EXERCISE DIRECTIONS
Write each record again exactly as it stands.

(Dataset items)
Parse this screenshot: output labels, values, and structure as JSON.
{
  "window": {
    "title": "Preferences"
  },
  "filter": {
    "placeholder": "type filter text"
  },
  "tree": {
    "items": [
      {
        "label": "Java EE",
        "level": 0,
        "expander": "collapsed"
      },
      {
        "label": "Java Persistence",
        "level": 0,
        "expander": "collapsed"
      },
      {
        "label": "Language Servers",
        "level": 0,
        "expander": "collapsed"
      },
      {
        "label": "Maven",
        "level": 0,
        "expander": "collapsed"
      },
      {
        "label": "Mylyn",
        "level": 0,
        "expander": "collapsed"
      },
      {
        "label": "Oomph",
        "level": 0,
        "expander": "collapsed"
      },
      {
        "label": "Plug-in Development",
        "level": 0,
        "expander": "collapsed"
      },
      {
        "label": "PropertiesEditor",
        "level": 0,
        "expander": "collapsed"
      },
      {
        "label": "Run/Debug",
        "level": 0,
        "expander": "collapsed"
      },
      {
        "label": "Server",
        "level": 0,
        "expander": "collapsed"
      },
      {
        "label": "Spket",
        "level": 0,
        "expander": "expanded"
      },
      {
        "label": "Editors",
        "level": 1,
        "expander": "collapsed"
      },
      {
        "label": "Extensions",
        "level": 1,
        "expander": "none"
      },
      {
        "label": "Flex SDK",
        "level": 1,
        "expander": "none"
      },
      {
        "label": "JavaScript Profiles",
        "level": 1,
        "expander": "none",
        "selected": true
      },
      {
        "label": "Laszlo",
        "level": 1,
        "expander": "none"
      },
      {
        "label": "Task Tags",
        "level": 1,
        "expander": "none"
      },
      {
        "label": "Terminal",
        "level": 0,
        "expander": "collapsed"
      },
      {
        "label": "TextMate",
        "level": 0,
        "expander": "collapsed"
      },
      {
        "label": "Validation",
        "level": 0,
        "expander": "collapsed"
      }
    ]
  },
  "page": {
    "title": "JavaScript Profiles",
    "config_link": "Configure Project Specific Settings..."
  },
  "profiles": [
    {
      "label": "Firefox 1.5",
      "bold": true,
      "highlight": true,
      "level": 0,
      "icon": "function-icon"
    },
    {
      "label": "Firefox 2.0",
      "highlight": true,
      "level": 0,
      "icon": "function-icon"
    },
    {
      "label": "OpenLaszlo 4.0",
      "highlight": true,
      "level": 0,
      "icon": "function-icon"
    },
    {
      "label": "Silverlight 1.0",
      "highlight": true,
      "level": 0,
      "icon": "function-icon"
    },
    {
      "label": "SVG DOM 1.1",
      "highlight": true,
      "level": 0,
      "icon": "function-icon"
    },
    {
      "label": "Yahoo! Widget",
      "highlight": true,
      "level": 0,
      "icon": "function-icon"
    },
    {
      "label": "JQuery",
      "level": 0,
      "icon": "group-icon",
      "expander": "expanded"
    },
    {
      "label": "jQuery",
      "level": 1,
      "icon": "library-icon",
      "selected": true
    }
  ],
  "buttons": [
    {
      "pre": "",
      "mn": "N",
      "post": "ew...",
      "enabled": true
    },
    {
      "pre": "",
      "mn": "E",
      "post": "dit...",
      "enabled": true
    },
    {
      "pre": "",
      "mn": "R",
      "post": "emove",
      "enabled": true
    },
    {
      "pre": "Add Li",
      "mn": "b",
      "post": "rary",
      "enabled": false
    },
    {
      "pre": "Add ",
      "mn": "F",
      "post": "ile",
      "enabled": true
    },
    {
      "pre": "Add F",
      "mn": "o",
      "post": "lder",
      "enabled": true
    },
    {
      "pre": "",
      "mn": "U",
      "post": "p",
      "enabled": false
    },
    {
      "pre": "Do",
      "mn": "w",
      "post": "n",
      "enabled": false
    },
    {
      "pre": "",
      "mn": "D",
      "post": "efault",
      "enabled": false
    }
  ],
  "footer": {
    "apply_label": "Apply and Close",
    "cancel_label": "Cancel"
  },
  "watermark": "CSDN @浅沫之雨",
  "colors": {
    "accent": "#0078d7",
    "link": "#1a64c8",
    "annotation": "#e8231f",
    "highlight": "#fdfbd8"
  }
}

WRITTEN ANSWER
Parse this screenshot: output labels, values, and structure as JSON.
{
  "window": {
    "title": "Preferences"
  },
  "filter": {
    "placeholder": "type filter text"
  },
  "tree": {
    "items": [
      {
        "label": "Java EE",
        "level": 0,
        "expander": "collapsed"
      },
      {
        "label": "Java Persistence",
        "level": 0,
        "expander": "collapsed"
      },
      {
        "label": "Language Servers",
        "level": 0,
        "expander": "collapsed"
      },
      {
        "label": "Maven",
        "level": 0,
        "expander": "collapsed"
      },
      {
        "label": "Mylyn",
        "level": 0,
        "expander": "collapsed"
      },
      {
        "label": "Oomph",
        "level": 0,
        "expander": "collapsed"
      },
      {
        "label": "Plug-in Development",
        "level": 0,
        "expander": "collapsed"
      },
      {
        "label": "PropertiesEditor",
        "level": 0,
        "expander": "collapsed"
      },
      {
        "label": "Run/Debug",
        "level": 0,
        "expander": "collapsed"
      },
      {
        "label": "Server",
        "level": 0,
        "expander": "collapsed"
      },
      {
        "label": "Spket",
        "level": 0,
        "expander": "expanded"
      },
      {
        "label": "Editors",
        "level": 1,
        "expander": "collapsed"
      },
      {
        "label": "Extensions",
        "level": 1,
        "expander": "none"
      },
      {
        "label": "Flex SDK",
        "level": 1,
        "expander": "none"
      },
      {
        "label": "JavaScript Profiles",
        "level": 1,
        "expander": "none",
        "selected": true
      },
      {
        "label": "Laszlo",
        "level": 1,
        "expander": "none"
      },
      {
        "label": "Task Tags",
        "level": 1,
        "expander": "none"
      },
      {
        "label": "Terminal",
        "level": 0,
        "expander": "collapsed"
      },
      {
        "label": "TextMate",
        "level": 0,
        "expander": "collapsed"
      },
      {
        "label": "Validation",
        "level": 0,
        "expander": "collapsed"
      }
    ]
  },
  "page": {
    "title": "JavaScript Profiles",
    "config_link": "Configure Project Specific Settings..."
  },
  "profiles": [
    {
      "label": "Firefox 1.5",
      "bold": true,
      "highlight": true,
      "level": 0,
      "icon": "function-icon"
    },
    {
      "label": "Firefox 2.0",
      "highlight": true,
      "level": 0,
      "icon": "function-icon"
    },
    {
      "label": "OpenLaszlo 4.0",
      "highlight": true,
      "level": 0,
      "icon": "function-icon"
    },
    {
      "label": "Silverlight 1.0",
      "highlight": true,
      "level": 0,
      "icon": "function-icon"
    },
    {
      "label": "SVG DOM 1.1",
      "highlight": true,
      "level": 0,
      "icon": "function-icon"
    },
    {
      "label": "Yahoo! Widget",
      "highlight": true,
      "level": 0,
      "icon": "function-icon"
    },
    {
      "label": "JQuery",
      "level": 0,
      "icon": "group-icon",
      "expander": "expanded"
    },
    {
      "label": "jQuery",
      "level": 1,
      "icon": "library-icon",
      "selected": true
    }
  ],
  "buttons": [
    {
      "pre": "",
      "mn": "N",
      "post": "ew...",
      "enabled": true
    },
    {
      "pre": "",
      "mn": "E",
      "post": "dit...",
      "enabled": true
    },
    {
      "pre": "",
      "mn": "R",
      "post": "emove",
      "enabled": true
    },
    {
      "pre": "Add Li",
      "mn": "b",
      "post": "rary",
      "enabled": false
    },
    {
      "pre": "Add ",
      "mn": "F",
      "post": "ile",
      "enabled": true
    },
    {
      "pre": "Add F",
      "mn": "o",
      "post": "lder",
      "enabled": true
    },
    {
      "pre": "",
      "mn": "U",
      "post": "p",
      "enabled": false
    },
    {
      "pre": "Do",
      "mn": "w",
      "post": "n",
      "enabled": false
    },
    {
      "pre": "",
      "mn": "D",
      "post": "efault",
      "enabled": false
    }
  ],
  "footer": {
    "apply_label": "Apply and Close",
    "cancel_label": "Cancel"
  },
  "watermark": "CSDN @浅沫之雨",
  "colors": {
    "accent": "#0078d7",
    "link": "#1a64c8",
    "annotation": "#e8231f",
    "highlight": "#fdfbd8"
  }
}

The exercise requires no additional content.